## start INPUT MATERIAL

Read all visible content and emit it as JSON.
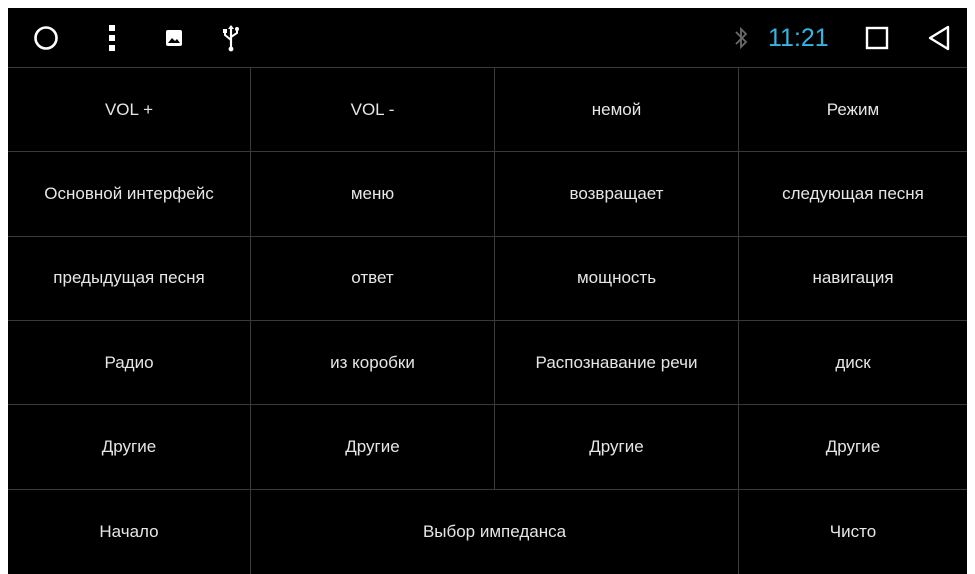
{
  "status_bar": {
    "icons": {
      "home": "circle-icon",
      "menu": "vertical-dots-icon",
      "gallery": "image-icon",
      "usb": "usb-icon",
      "bluetooth": "bluetooth-icon",
      "recents": "square-icon",
      "back": "back-triangle-icon"
    },
    "time": "11:21",
    "time_color": "#33b5e5",
    "bluetooth_color": "#6b6b6b"
  },
  "grid": {
    "rows": [
      [
        {
          "label": "VOL +"
        },
        {
          "label": "VOL -"
        },
        {
          "label": "немой"
        },
        {
          "label": "Режим"
        }
      ],
      [
        {
          "label": "Основной интерфейс"
        },
        {
          "label": "меню"
        },
        {
          "label": "возвращает"
        },
        {
          "label": "следующая песня"
        }
      ],
      [
        {
          "label": "предыдущая песня"
        },
        {
          "label": "ответ"
        },
        {
          "label": "мощность"
        },
        {
          "label": "навигация"
        }
      ],
      [
        {
          "label": "Радио"
        },
        {
          "label": "из коробки"
        },
        {
          "label": "Распознавание речи"
        },
        {
          "label": "диск"
        }
      ],
      [
        {
          "label": "Другие"
        },
        {
          "label": "Другие"
        },
        {
          "label": "Другие"
        },
        {
          "label": "Другие"
        }
      ],
      [
        {
          "label": "Начало"
        },
        {
          "label": "Выбор импеданса"
        },
        {
          "label": "Чисто"
        }
      ]
    ]
  },
  "colors": {
    "background": "#000000",
    "grid_line": "#3a3a3a",
    "text": "#e6e6e6"
  }
}
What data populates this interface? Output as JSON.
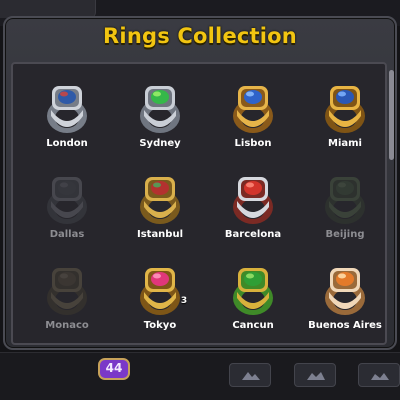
{
  "collection": {
    "title": "Rings Collection",
    "rings": [
      {
        "name": "London",
        "locked": false,
        "count": "",
        "band": "#cfd3da",
        "band_dark": "#777d88",
        "stone": "#2f5aa8",
        "stone_light": "#d0453d"
      },
      {
        "name": "Sydney",
        "locked": false,
        "count": "",
        "band": "#c9ced6",
        "band_dark": "#6f7580",
        "stone": "#35b84a",
        "stone_light": "#9ef06a"
      },
      {
        "name": "Lisbon",
        "locked": false,
        "count": "",
        "band": "#e6b449",
        "band_dark": "#8a5a1a",
        "stone": "#2f63c9",
        "stone_light": "#8fc0ff"
      },
      {
        "name": "Miami",
        "locked": false,
        "count": "",
        "band": "#e8b443",
        "band_dark": "#7f5415",
        "stone": "#2a57b5",
        "stone_light": "#7fb3ff"
      },
      {
        "name": "Dallas",
        "locked": true,
        "count": "",
        "band": "#9b9ea6",
        "band_dark": "#55585f",
        "stone": "#5b5f68",
        "stone_light": "#8d9199"
      },
      {
        "name": "Istanbul",
        "locked": false,
        "count": "",
        "band": "#d9b04c",
        "band_dark": "#7a5a1d",
        "stone": "#b3312f",
        "stone_light": "#4aa85a"
      },
      {
        "name": "Barcelona",
        "locked": false,
        "count": "",
        "band": "#d6d8de",
        "band_dark": "#7b2a24",
        "stone": "#d2342b",
        "stone_light": "#ff8b7a"
      },
      {
        "name": "Beijing",
        "locked": true,
        "count": "",
        "band": "#6c8c5b",
        "band_dark": "#3d4e35",
        "stone": "#4f7047",
        "stone_light": "#7f9c6f"
      },
      {
        "name": "Monaco",
        "locked": true,
        "count": "",
        "band": "#9a8a62",
        "band_dark": "#554b33",
        "stone": "#6f6244",
        "stone_light": "#a39474"
      },
      {
        "name": "Tokyo",
        "locked": false,
        "count": "3",
        "band": "#e1b648",
        "band_dark": "#7e5617",
        "stone": "#e0377a",
        "stone_light": "#ff9bc2"
      },
      {
        "name": "Cancun",
        "locked": false,
        "count": "",
        "band": "#d8b13c",
        "band_dark": "#3f8a28",
        "stone": "#2f9e35",
        "stone_light": "#9be36a"
      },
      {
        "name": "Buenos Aires",
        "locked": false,
        "count": "",
        "band": "#f0d7b8",
        "band_dark": "#9a6a3a",
        "stone": "#e37a2a",
        "stone_light": "#ffe2b0"
      }
    ]
  },
  "footer": {
    "level": "44"
  }
}
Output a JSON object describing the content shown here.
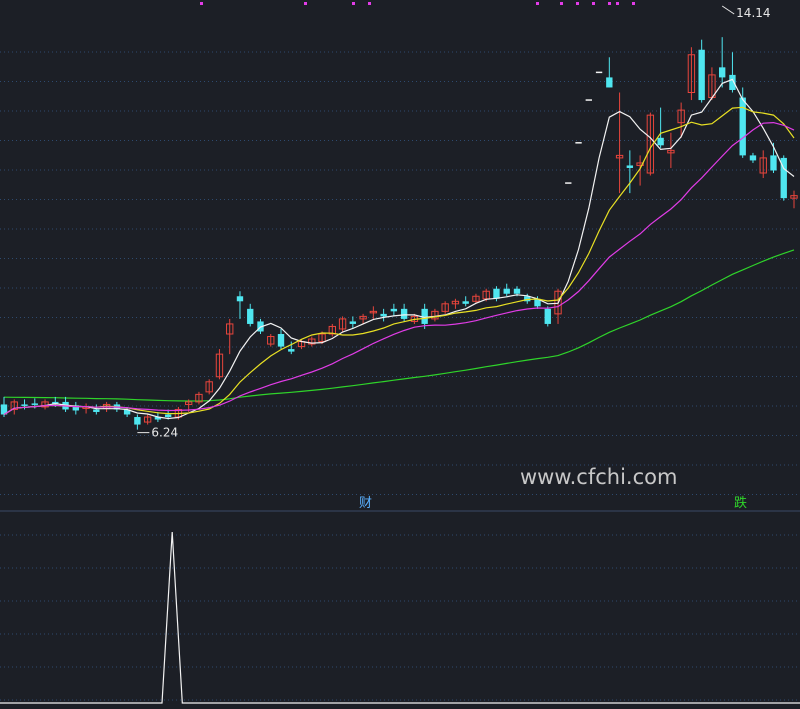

## end INPUT MATERIAL

_PROBLEM REQUIREMENTS:_
From the data above, copy out every line with the string "name" in it.

_SOLUTION:_
        "name": "London",
        "name": "Sydney",
        "name": "Lisbon",
        "name": "Miami",
        "name": "Dallas",
        "name": "Istanbul",
        "name": "Barcelona",
        "name": "Beijing",
        "name": "Monaco",
        "name": "Tokyo",
        "name": "Cancun",
        "name": "Buenos Aires",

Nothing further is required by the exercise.